• **Work order A**:
According to the passage on "Trong Com," when did Kyo York come to Vietnam?
• **Work order B**:
For each statement, decide whether the passage on "Trong Com" agrees with it. Answer yes or no, and quote the words of the passage that decide it.
(i) Kyo York came to Vietnam to teach English in Hau Giang province.
(ii) "Ghen Co Vy" premiered on the institute's YouTube channel in March.
(iii) Kyo York learned Vietnamese in a formal course.
• **Work order C**:
Quote the passage on "Trong Com" word for word, starting at "In this cover" and ending at "social distancing measures.".

• **Passage to read**:
= = = =
‘Trong Com’ is simple and easy to memorize; much like its namesake — a small drum played during traditional ceremonies, the song evokes an idealized image of Vietnam, one that’s enveloped in bucolic pastures and lined by verdant fields.
The traditional folk song has become one of the country’s most recognized tunes. It’s usually one of the first songs tiny children learn during their time in kindergarten. It’s also been covered, remixed, jazz-ified, rock-ified, sampled and harmonized by generations of Vietnamese musicians.
In this cover version, Kyo York mixes familiar tune with humour and information with steps on how to stop the march of the disease that is spread through droplets in the air produced when an infected person coughs or sneezes and urges people maintain high levels of hygiene and social distancing measures.
Kyo York, 35, came to Vietnam in late 2009 to teach English to young people in the southern province of Hau Giang. Later, he moved to Ho Chi Minh City and has been living there since. He taught himself Vietnamese and is passionate about Vietnamese music.
It’s not the first song being covered to raise people's awareness of prevention measures. "Ghen Co Vy" is Vietnamese public announcement on the COVID-19 in the form of a song, created by the National Institute of Occupational and Environmental Health.
The song also is a parody of another popular song, also by Khac Hung, Min and Erik called "Ghen" (Jealousy). Ghen Co Vy, with "Co Vy" (Ms. Vy) a local nickname for the new coronavirus, premiered on the institute’s official YouTube channel in February.
= = = =
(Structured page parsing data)
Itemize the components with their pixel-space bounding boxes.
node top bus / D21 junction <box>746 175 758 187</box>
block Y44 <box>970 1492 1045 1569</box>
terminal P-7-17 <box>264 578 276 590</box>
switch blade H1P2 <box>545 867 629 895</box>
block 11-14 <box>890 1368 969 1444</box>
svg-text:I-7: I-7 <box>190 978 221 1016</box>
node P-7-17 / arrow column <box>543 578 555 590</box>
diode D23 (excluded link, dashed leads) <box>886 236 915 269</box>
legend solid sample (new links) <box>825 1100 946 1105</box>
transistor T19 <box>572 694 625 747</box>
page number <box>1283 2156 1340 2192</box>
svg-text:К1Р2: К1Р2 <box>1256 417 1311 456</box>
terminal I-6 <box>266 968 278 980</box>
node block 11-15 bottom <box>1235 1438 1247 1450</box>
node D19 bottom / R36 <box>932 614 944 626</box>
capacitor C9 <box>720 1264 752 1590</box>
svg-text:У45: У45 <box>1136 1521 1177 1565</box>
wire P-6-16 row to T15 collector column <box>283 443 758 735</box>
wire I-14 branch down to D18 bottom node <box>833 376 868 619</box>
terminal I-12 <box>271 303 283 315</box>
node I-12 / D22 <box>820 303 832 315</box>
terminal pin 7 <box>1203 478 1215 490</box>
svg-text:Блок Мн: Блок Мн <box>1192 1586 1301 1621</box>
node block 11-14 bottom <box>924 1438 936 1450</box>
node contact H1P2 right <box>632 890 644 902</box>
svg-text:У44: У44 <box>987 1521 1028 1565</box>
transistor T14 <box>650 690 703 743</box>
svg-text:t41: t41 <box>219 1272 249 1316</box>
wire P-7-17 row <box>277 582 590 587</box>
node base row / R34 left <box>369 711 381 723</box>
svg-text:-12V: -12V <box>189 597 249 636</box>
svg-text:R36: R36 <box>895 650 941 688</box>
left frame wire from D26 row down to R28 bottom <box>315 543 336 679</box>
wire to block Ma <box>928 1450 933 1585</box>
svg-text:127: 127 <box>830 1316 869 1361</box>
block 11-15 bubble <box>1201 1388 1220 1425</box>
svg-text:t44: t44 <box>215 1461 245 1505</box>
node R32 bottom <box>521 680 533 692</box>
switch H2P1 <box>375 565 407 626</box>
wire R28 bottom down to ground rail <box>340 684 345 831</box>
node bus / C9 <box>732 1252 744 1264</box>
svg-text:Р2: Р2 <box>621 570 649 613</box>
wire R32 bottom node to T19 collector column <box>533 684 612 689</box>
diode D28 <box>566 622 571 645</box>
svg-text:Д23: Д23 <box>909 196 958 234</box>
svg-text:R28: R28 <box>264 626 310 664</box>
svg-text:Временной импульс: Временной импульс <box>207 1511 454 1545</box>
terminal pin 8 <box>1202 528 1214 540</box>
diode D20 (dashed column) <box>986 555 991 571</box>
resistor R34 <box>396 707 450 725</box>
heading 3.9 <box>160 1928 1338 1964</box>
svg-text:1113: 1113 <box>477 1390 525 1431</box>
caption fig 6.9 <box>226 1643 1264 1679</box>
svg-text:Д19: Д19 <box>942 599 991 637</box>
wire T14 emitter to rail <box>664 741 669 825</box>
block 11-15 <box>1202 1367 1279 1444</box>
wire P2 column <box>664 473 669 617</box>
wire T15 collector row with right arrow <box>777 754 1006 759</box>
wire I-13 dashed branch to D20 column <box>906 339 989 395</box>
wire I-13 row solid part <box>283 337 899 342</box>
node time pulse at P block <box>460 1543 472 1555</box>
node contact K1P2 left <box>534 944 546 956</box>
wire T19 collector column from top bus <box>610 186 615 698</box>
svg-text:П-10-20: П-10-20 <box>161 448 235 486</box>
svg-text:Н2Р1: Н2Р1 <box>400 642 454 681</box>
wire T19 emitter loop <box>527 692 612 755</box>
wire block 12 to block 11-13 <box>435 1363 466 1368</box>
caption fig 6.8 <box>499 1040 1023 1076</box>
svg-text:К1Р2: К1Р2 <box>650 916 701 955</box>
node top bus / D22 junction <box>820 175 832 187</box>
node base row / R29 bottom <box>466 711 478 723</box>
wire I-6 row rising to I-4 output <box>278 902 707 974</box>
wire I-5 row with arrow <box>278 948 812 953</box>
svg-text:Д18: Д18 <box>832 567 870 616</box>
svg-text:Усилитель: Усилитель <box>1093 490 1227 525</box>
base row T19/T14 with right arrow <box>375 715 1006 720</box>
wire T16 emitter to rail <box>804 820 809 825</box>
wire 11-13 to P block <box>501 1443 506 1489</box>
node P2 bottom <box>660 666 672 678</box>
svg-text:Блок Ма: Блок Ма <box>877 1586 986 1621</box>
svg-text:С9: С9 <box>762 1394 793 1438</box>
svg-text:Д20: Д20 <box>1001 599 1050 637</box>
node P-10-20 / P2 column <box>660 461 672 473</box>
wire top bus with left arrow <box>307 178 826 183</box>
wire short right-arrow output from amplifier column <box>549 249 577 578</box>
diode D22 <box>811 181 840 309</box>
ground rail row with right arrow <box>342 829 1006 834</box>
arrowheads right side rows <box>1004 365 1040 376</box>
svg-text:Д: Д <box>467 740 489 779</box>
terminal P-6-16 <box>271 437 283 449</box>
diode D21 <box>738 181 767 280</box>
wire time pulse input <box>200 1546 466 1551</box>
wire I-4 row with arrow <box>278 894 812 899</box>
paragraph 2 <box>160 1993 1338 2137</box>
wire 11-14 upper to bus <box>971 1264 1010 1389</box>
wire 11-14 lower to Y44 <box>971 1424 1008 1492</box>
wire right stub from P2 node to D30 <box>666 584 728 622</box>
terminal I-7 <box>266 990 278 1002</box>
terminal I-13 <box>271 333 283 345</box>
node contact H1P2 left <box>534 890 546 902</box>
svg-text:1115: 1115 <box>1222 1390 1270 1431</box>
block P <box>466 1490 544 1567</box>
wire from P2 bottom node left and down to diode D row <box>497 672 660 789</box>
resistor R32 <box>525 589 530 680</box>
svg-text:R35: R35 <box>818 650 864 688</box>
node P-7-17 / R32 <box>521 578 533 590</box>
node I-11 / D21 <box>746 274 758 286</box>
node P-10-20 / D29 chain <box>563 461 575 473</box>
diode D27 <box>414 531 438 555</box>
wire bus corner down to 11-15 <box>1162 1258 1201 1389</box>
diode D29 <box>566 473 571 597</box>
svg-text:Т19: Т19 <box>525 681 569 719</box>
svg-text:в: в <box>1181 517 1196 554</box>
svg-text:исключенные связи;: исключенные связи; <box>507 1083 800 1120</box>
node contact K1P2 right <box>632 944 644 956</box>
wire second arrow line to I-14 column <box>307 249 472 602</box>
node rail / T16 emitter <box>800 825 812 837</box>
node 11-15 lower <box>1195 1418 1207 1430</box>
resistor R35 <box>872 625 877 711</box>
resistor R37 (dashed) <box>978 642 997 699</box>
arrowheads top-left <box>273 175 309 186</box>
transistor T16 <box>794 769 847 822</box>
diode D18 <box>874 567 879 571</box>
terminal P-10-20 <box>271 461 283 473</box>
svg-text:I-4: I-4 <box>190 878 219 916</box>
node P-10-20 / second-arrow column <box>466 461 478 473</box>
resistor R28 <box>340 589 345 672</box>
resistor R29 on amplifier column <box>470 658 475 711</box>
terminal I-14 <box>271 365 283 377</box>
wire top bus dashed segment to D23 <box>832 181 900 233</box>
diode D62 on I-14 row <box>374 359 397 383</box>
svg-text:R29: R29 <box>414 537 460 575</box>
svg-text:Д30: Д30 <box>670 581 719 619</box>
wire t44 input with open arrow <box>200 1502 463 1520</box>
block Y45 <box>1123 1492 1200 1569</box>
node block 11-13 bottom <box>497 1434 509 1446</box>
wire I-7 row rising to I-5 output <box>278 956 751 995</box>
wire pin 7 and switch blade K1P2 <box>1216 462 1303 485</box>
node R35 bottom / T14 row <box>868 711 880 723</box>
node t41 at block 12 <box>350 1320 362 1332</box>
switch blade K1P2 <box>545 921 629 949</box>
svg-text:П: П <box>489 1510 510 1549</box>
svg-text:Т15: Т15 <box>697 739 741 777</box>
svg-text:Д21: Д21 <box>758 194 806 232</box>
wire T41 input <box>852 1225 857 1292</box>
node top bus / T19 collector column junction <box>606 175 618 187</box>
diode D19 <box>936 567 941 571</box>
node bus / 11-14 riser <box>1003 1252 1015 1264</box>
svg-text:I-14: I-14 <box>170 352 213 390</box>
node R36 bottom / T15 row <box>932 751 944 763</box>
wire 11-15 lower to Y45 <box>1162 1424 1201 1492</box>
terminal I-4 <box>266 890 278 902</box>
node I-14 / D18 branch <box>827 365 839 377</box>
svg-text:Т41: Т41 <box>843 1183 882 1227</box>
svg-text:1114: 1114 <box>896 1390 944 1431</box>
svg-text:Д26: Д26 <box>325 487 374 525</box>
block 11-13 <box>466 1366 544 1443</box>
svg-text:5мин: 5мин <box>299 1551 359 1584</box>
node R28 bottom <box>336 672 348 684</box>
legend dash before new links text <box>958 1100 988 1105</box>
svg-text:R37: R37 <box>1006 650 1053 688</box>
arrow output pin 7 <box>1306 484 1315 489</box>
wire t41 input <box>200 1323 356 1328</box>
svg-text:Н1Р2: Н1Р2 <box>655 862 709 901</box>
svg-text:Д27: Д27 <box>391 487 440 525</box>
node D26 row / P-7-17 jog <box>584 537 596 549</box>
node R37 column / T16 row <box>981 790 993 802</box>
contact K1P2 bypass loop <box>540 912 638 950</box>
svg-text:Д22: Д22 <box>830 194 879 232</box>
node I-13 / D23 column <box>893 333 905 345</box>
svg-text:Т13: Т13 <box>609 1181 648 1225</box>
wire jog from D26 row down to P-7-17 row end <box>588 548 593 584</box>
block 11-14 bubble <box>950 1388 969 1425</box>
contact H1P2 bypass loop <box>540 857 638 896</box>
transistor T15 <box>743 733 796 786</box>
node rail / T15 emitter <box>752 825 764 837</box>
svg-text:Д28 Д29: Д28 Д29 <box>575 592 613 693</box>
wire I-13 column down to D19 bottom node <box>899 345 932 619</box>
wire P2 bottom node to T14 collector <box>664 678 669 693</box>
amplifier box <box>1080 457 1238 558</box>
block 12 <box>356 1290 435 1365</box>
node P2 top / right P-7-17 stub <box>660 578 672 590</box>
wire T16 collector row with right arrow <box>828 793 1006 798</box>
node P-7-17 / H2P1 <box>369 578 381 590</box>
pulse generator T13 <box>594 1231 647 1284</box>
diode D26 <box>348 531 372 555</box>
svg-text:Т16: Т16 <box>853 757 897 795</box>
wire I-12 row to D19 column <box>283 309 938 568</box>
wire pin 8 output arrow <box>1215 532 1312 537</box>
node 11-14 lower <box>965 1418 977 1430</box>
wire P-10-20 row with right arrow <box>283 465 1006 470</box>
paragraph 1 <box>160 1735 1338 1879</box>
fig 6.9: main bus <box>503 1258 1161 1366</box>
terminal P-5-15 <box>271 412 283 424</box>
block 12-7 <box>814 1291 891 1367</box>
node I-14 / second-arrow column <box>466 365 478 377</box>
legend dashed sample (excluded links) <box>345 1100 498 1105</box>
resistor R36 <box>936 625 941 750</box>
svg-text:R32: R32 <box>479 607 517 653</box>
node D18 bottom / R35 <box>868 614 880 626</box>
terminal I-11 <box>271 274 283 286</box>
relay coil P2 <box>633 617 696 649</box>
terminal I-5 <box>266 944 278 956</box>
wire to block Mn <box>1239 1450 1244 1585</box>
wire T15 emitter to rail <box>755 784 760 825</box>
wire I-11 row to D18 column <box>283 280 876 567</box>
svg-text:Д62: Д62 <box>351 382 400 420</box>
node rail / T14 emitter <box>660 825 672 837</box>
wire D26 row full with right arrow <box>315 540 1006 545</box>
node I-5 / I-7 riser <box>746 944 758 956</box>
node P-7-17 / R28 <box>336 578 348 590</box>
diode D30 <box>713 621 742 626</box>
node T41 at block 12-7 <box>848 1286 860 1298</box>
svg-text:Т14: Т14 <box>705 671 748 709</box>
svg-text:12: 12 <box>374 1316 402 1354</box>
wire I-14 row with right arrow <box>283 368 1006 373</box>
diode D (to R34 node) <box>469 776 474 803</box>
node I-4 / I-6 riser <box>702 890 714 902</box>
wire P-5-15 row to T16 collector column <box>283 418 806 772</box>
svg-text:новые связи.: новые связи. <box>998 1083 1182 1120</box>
= = = =
• **Exercise result A**:
He came to Vietnam in late 2009.

• **Exercise result B**:
(i) Yes: "came to Vietnam in late 2009 to teach English to young people in the southern province of Hau Giang"
(ii) No: "premiered on the institute’s official YouTube channel in February"
(iii) No: "He taught himself Vietnamese"

• **Exercise result C**:
In this cover version, Kyo York mixes familiar tune with humour and information with steps on how to stop the march of the disease that is spread through droplets in the air produced when an infected person coughs or sneezes and urges people maintain high levels of hygiene and social distancing measures.